*Material provided*.

++++++++

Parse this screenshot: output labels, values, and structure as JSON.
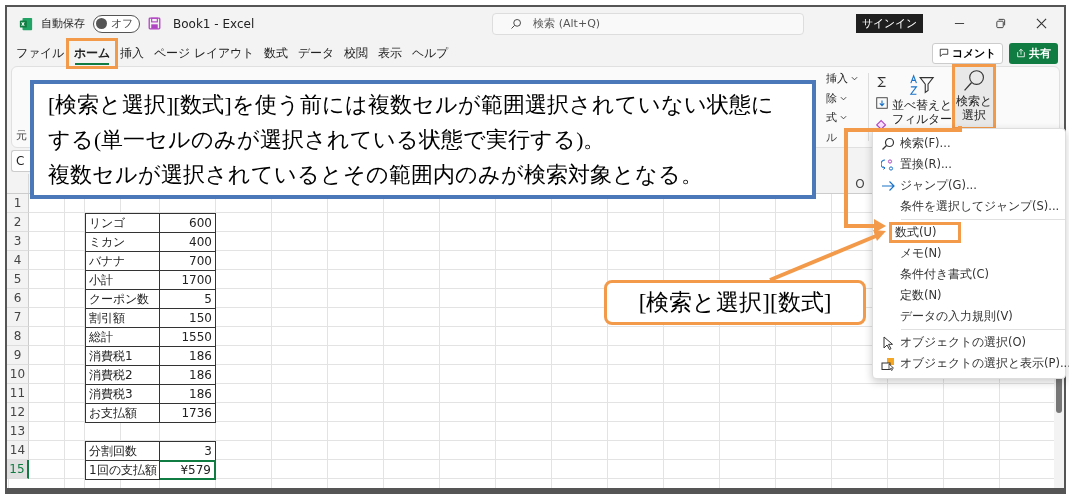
{
  "window": {
    "autosave_label": "自動保存",
    "autosave_toggle": {
      "label": "オフ",
      "on": false
    },
    "title": "Book1  -  Excel",
    "search": {
      "placeholder": "検索 (Alt+Q)"
    },
    "signin_button": "サインイン"
  },
  "ribbon_tabs": [
    {
      "label": "ファイル",
      "selected": false,
      "highlighted": false
    },
    {
      "label": "ホーム",
      "selected": true,
      "highlighted": true
    },
    {
      "label": "挿入",
      "selected": false,
      "highlighted": false
    },
    {
      "label": "ページ レイアウト",
      "selected": false,
      "highlighted": false
    },
    {
      "label": "数式",
      "selected": false,
      "highlighted": false
    },
    {
      "label": "データ",
      "selected": false,
      "highlighted": false
    },
    {
      "label": "校閲",
      "selected": false,
      "highlighted": false
    },
    {
      "label": "表示",
      "selected": false,
      "highlighted": false
    },
    {
      "label": "ヘルプ",
      "selected": false,
      "highlighted": false
    }
  ],
  "comment_button": "コメント",
  "share_button": "共有",
  "ribbon": {
    "left_group_label": "元",
    "cells_items": [
      "挿入",
      "除",
      "式"
    ],
    "cells_group_label": "ル",
    "sort_filter_button": [
      "並べ替えと",
      "フィルター"
    ],
    "find_select_button": {
      "lines": [
        "検索と",
        "選択"
      ],
      "highlighted": true
    }
  },
  "name_box": "C",
  "column_header": "O",
  "sheet": {
    "rows": [
      {
        "number": "1",
        "selected": false
      },
      {
        "number": "2",
        "label": "リンゴ",
        "value": "600",
        "selected": false
      },
      {
        "number": "3",
        "label": "ミカン",
        "value": "400",
        "selected": false
      },
      {
        "number": "4",
        "label": "バナナ",
        "value": "700",
        "selected": false
      },
      {
        "number": "5",
        "label": "小計",
        "value": "1700",
        "selected": false
      },
      {
        "number": "6",
        "label": "クーポン数",
        "value": "5",
        "selected": false
      },
      {
        "number": "7",
        "label": "割引額",
        "value": "150",
        "selected": false
      },
      {
        "number": "8",
        "label": "総計",
        "value": "1550",
        "selected": false
      },
      {
        "number": "9",
        "label": "消費税1",
        "value": "186",
        "selected": false
      },
      {
        "number": "10",
        "label": "消費税2",
        "value": "186",
        "selected": false
      },
      {
        "number": "11",
        "label": "消費税3",
        "value": "186",
        "selected": false
      },
      {
        "number": "12",
        "label": "お支払額",
        "value": "1736",
        "selected": false
      },
      {
        "number": "13",
        "selected": false
      },
      {
        "number": "14",
        "label": "分割回数",
        "value": "3",
        "selected": false
      },
      {
        "number": "15",
        "label": "1回の支払額",
        "value": "¥579",
        "selected": true
      }
    ]
  },
  "menu": {
    "groups": [
      [
        {
          "label": "検索(F)...",
          "kind": "search",
          "highlighted": false
        },
        {
          "label": "置換(R)...",
          "kind": "replace",
          "highlighted": false
        },
        {
          "label": "ジャンプ(G)...",
          "kind": "goto",
          "highlighted": false
        },
        {
          "label": "条件を選択してジャンプ(S)...",
          "kind": "plain",
          "highlighted": false
        }
      ],
      [
        {
          "label": "数式(U)",
          "kind": "plain",
          "highlighted": true
        },
        {
          "label": "メモ(N)",
          "kind": "plain",
          "highlighted": false
        },
        {
          "label": "条件付き書式(C)",
          "kind": "plain",
          "highlighted": false
        },
        {
          "label": "定数(N)",
          "kind": "plain",
          "highlighted": false
        },
        {
          "label": "データの入力規則(V)",
          "kind": "plain",
          "highlighted": false
        }
      ],
      [
        {
          "label": "オブジェクトの選択(O)",
          "kind": "pointer",
          "highlighted": false
        },
        {
          "label": "オブジェクトの選択と表示(P)...",
          "kind": "pane",
          "highlighted": false
        }
      ]
    ]
  },
  "callouts": [
    {
      "kind": "note",
      "paragraphs": [
        "[検索と選択][数式]を使う前には複数セルが範囲選択されていない状態にする(単一セルのみが選択されている状態で実行する)。",
        "複数セルが選択されているとその範囲内のみが検索対象となる。"
      ]
    },
    {
      "kind": "label",
      "paragraphs": [
        "[検索と選択][数式]"
      ]
    }
  ]
}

++++++++

*Task statement*. Only lines with the string "true" belong in your answer; copy each one.

*Completed task*.
      "selected": true,
      "highlighted": true
      "highlighted": true
        "selected": true
          "highlighted": true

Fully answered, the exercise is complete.